## [Problem statement]
Your task is to copy every line of this material exactly.

## [Data excerpts]
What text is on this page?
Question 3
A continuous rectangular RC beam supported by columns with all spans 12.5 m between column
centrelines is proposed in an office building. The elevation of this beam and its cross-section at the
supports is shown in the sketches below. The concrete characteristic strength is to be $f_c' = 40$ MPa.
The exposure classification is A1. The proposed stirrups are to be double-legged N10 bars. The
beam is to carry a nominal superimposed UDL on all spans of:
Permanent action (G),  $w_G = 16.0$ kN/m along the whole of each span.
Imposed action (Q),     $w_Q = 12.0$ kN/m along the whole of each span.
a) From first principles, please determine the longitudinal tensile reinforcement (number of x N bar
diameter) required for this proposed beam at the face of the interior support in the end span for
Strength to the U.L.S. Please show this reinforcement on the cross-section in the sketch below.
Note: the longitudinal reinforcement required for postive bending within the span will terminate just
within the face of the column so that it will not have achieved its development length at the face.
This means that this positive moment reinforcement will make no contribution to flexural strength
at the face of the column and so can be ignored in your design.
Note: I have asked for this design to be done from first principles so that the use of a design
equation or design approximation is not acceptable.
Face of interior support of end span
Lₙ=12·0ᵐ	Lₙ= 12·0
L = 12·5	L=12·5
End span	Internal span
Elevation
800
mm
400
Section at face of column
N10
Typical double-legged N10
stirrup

## [Solution below]
What text is on this page?
Question 3
A continuous rectangular RC beam supported by columns with all spans 12.5 m between column
centrelines is proposed in an office building. The elevation of this beam and its cross-section at the
supports is shown in the sketches below. The concrete characteristic strength is to be $f_c' = 40$ MPa.
The exposure classification is A1. The proposed stirrups are to be double-legged N10 bars. The
beam is to carry a nominal superimposed UDL on all spans of:
Permanent action (G),  $w_G = 16.0$ kN/m along the whole of each span.
Imposed action (Q),     $w_Q = 12.0$ kN/m along the whole of each span.
a) From first principles, please determine the longitudinal tensile reinforcement (number of x N bar
diameter) required for this proposed beam at the face of the interior support in the end span for
Strength to the U.L.S. Please show this reinforcement on the cross-section in the sketch below.
Note: the longitudinal reinforcement required for postive bending within the span will terminate just
within the face of the column so that it will not have achieved its development length at the face.
This means that this positive moment reinforcement will make no contribution to flexural strength
at the face of the column and so can be ignored in your design.
Note: I have asked for this design to be done from first principles so that the use of a design
equation or design approximation is not acceptable.
Face of interior support of end span
Lₙ=12·0ᵐ	Lₙ= 12·0
L = 12·5	L=12·5
End span	Internal span
Elevation
800
mm
400
Section at face of column
N10
Typical double-legged N10
stirrup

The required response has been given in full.